The book was dedicated "To Judge Patrick U. Major, ... my preceptor and law partner, who was born in 1822 and died 1903".

This chapter of the book is about a bloody murder, and theft, of which the governor's son is convicted and sentenced to death. He was tried twice, both times with the same result, and prior to his execution, cut his throat and probably died, though the author offers some doubt about this. He begins by explaining the disastrous course of Kentucky banking, which was much involved with politics, in the years preceding the murder, leading up the the conclusion: "The Old Court, or Anti­Relief party was using all means it could to destroy the influence of the Governor and this gave some color to the contention of Desha's friends that the murder was charged against Isaac B. Desha because of the political bitterness against the Governor."

It concludes with a sort of editorial by none other than Amos Kendall, soon to be "kitchen cabinet" leader in the Jackson Administration. Kendall makes the point that there was reasonable doubt that Desha was the murderer, though acknowledging the force of the case against him. It also praises the governor's rectitude and care for his son during the nearly two years between the murder and his death.

Query: How unusual, in this period, would a two year time span be between a murder and the scheduled execution?

The Assassination of Francis Baker

by Isaac B. Desha, in 1824.

IN order to understand the condition of affairs in Kentucky in the year 1824, it is necessary to consider a few things which caused the formation of the Relief and the Anti­Relief parties of that period. These two parties grew out of the disturbed conditions of the financial affairs of the country prior to the year 1818, which resulted in the withdrawal of gold and silver, to a large extent, from circulation, and an inflated currency having taken their places.

Kentucky had chartered about forty banks, with an aggregate capital of more than ten million dollars. During the summer of this year the State was flooded with paper of these independent banks, all kinds of speculation were engaged in and the people became very extravagant in their manner of living. Within the next two years nearly all of these banks had failed and the pressure of debt was greater than was ever known before in the history of the country. The legislature of 1819­20, passed a twelve months replevy law; and that of 1821, chartered the Bank of the Commonwealth. This bank was not required to redeem its notes in specie, though made receivable for taxes and all debts. Lands owned by the State west of the Tennessee river were pledged for the final redemption of these notes and if a creditor refused to receive their paper for his debt, the law permitted the debtor to replevy for two years. This new bank issued such an immense quantity of paper money that it sank to less than half of its nominal value, and creditors had to take it at its nominal value in full payment of their debts, or wait two years and risk the bankruptcy of their sureties on the replevying bonds.

→ **EXERCISE TASK**
Rewrite the passage on the Baker murder, starting at "IN order to" and ending at "taken their places.", with "gold and silver" replaced by "precious metals".

→ **RECORDED INFORMATION**
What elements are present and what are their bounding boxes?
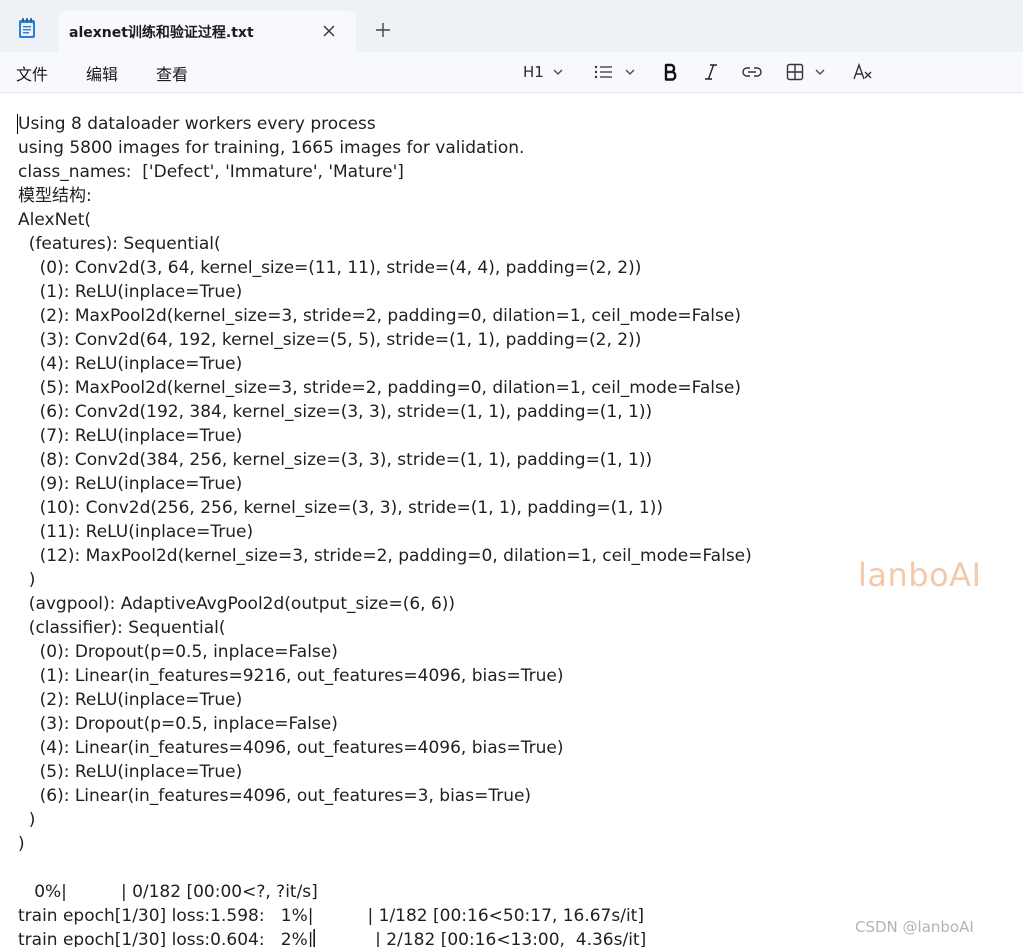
text-editor[interactable]: Using 8 dataloader workers every process… [0,93,1023,947]
text-line [18,856,752,880]
italic-icon [703,63,719,81]
text-line: ) [18,810,36,830]
document-tab[interactable]: alexnet训练和验证过程.txt [58,11,356,52]
notepad-icon [17,17,37,39]
clear-format-icon [852,63,874,81]
credit-text: CSDN @lanboAI [855,918,974,936]
table-icon [786,63,804,81]
text-line: (3): Dropout(p=0.5, inplace=False) [18,714,338,734]
text-line: (classifier): Sequential( [18,618,226,638]
menu-file[interactable]: 文件 [16,61,48,85]
menu-bar: 文件 编辑 查看 H1 [0,52,1023,93]
text-line: (3): Conv2d(64, 192, kernel_size=(5, 5),… [18,330,642,350]
title-bar: alexnet训练和验证过程.txt [0,0,1023,52]
chevron-down-icon [552,66,564,78]
text-line: using 5800 images for training, 1665 ima… [18,138,525,158]
text-line: (0): Dropout(p=0.5, inplace=False) [18,642,338,662]
text-line: (2): MaxPool2d(kernel_size=3, stride=2, … [18,306,741,326]
plus-icon[interactable] [373,20,393,40]
menu-view[interactable]: 查看 [156,61,188,85]
chevron-down-icon [624,66,636,78]
text-line: 0%| | 0/182 [00:00<?, ?it/s] [18,882,318,902]
link-button[interactable] [741,58,763,86]
text-line: (8): Conv2d(384, 256, kernel_size=(3, 3)… [18,450,653,470]
text-line: ) [18,834,25,854]
text-line: Using 8 dataloader workers every process [18,114,376,134]
list-icon [594,64,614,80]
text-line: class_names: ['Defect', 'Immature', 'Mat… [18,162,404,182]
text-line: (11): ReLU(inplace=True) [18,522,254,542]
watermark-text: lanboAI [858,556,982,594]
heading-dropdown[interactable]: H1 [523,58,564,86]
text-line: (6): Linear(in_features=4096, out_featur… [18,786,532,806]
text-line: (2): ReLU(inplace=True) [18,690,243,710]
text-line: (4): Linear(in_features=4096, out_featur… [18,738,564,758]
italic-button[interactable] [703,58,719,86]
link-icon [741,65,763,79]
text-line: (6): Conv2d(192, 384, kernel_size=(3, 3)… [18,402,653,422]
clear-format-button[interactable] [852,58,874,86]
text-line: train epoch[1/30] loss:0.604: 2%|▏ | 2/1… [18,930,647,947]
text-line: (12): MaxPool2d(kernel_size=3, stride=2,… [18,546,752,566]
text-line: (4): ReLU(inplace=True) [18,354,243,374]
text-line: train epoch[1/30] loss:1.598: 1%| | 1/18… [18,906,644,926]
list-dropdown[interactable] [594,58,636,86]
text-line: (1): Linear(in_features=9216, out_featur… [18,666,564,686]
chevron-down-icon [814,66,826,78]
text-line: (7): ReLU(inplace=True) [18,426,243,446]
text-line: AlexNet( [18,210,92,230]
tab-title: alexnet训练和验证过程.txt [69,25,254,41]
text-line: 模型结构: [18,186,92,206]
heading-label: H1 [523,63,544,81]
menu-edit[interactable]: 编辑 [86,61,118,85]
bold-icon [663,63,679,81]
text-line: (avgpool): AdaptiveAvgPool2d(output_size… [18,594,456,614]
text-line: (features): Sequential( [18,234,221,254]
text-line: (9): ReLU(inplace=True) [18,474,243,494]
text-line: (10): Conv2d(256, 256, kernel_size=(3, 3… [18,498,663,518]
text-line: (1): ReLU(inplace=True) [18,282,243,302]
text-line: (5): MaxPool2d(kernel_size=3, stride=2, … [18,378,741,398]
close-icon[interactable] [318,20,340,42]
text-line: (0): Conv2d(3, 64, kernel_size=(11, 11),… [18,258,642,278]
bold-button[interactable] [663,58,679,86]
document-content[interactable]: Using 8 dataloader workers every process… [18,112,752,947]
text-line: (5): ReLU(inplace=True) [18,762,243,782]
text-line: ) [18,570,36,590]
table-dropdown[interactable] [786,58,826,86]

→ **OUTPUT FOR THIS TASK**
IN order to understand the condition of affairs in Kentucky in the year 1824, it is necessary to consider a few things which caused the formation of the Relief and the Anti­Relief parties of that period. These two parties grew out of the disturbed conditions of the financial affairs of the country prior to the year 1818, which resulted in the withdrawal of precious metals, to a large extent, from circulation, and an inflated currency having taken their places.